EXERCISE BRIEF – Transcribe the material in full, exactly as written.

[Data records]
========

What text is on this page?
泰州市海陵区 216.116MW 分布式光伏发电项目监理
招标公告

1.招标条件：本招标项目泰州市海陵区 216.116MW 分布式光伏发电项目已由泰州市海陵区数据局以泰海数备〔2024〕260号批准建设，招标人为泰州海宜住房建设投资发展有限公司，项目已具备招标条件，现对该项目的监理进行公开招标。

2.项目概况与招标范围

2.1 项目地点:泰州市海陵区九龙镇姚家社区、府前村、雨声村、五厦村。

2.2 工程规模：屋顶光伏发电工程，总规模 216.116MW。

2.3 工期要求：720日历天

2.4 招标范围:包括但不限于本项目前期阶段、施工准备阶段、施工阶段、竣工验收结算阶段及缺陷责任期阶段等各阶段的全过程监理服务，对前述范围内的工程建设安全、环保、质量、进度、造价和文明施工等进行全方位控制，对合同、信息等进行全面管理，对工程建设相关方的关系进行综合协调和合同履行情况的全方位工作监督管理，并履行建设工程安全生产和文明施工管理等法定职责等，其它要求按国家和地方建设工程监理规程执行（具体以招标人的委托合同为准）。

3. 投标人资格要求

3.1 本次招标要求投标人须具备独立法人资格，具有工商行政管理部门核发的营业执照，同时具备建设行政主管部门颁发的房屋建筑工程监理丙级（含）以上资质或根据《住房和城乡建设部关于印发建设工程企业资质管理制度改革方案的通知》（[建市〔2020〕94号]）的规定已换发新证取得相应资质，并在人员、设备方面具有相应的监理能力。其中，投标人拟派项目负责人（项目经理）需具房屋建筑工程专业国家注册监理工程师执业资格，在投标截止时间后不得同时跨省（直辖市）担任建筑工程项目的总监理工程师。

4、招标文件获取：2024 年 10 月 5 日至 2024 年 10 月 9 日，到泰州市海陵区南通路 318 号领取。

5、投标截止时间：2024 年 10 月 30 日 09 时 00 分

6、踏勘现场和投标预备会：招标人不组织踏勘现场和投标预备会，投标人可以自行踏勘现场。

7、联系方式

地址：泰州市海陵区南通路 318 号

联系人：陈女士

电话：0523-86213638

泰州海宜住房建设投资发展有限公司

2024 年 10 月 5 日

========

OUTPUT FOR THIS EXERCISE –
What text is on this page?
泰州市海陵区 216.116MW 分布式光伏发电项目监理
招标公告

1.招标条件：本招标项目泰州市海陵区 216.116MW 分布式光伏发电项目已由泰州市海陵区数据局以泰海数备〔2024〕260号批准建设，招标人为泰州海宜住房建设投资发展有限公司，项目已具备招标条件，现对该项目的监理进行公开招标。

2.项目概况与招标范围

2.1 项目地点:泰州市海陵区九龙镇姚家社区、府前村、雨声村、五厦村。

2.2 工程规模：屋顶光伏发电工程，总规模 216.116MW。

2.3 工期要求：720日历天

2.4 招标范围:包括但不限于本项目前期阶段、施工准备阶段、施工阶段、竣工验收结算阶段及缺陷责任期阶段等各阶段的全过程监理服务，对前述范围内的工程建设安全、环保、质量、进度、造价和文明施工等进行全方位控制，对合同、信息等进行全面管理，对工程建设相关方的关系进行综合协调和合同履行情况的全方位工作监督管理，并履行建设工程安全生产和文明施工管理等法定职责等，其它要求按国家和地方建设工程监理规程执行（具体以招标人的委托合同为准）。

3. 投标人资格要求

3.1 本次招标要求投标人须具备独立法人资格，具有工商行政管理部门核发的营业执照，同时具备建设行政主管部门颁发的房屋建筑工程监理丙级（含）以上资质或根据《住房和城乡建设部关于印发建设工程企业资质管理制度改革方案的通知》（[建市〔2020〕94号]）的规定已换发新证取得相应资质，并在人员、设备方面具有相应的监理能力。其中，投标人拟派项目负责人（项目经理）需具房屋建筑工程专业国家注册监理工程师执业资格，在投标截止时间后不得同时跨省（直辖市）担任建筑工程项目的总监理工程师。

4、招标文件获取：2024 年 10 月 5 日至 2024 年 10 月 9 日，到泰州市海陵区南通路 318 号领取。

5、投标截止时间：2024 年 10 月 30 日 09 时 00 分

6、踏勘现场和投标预备会：招标人不组织踏勘现场和投标预备会，投标人可以自行踏勘现场。

7、联系方式

地址：泰州市海陵区南通路 318 号

联系人：陈女士

电话：0523-86213638

泰州海宜住房建设投资发展有限公司

2024 年 10 月 5 日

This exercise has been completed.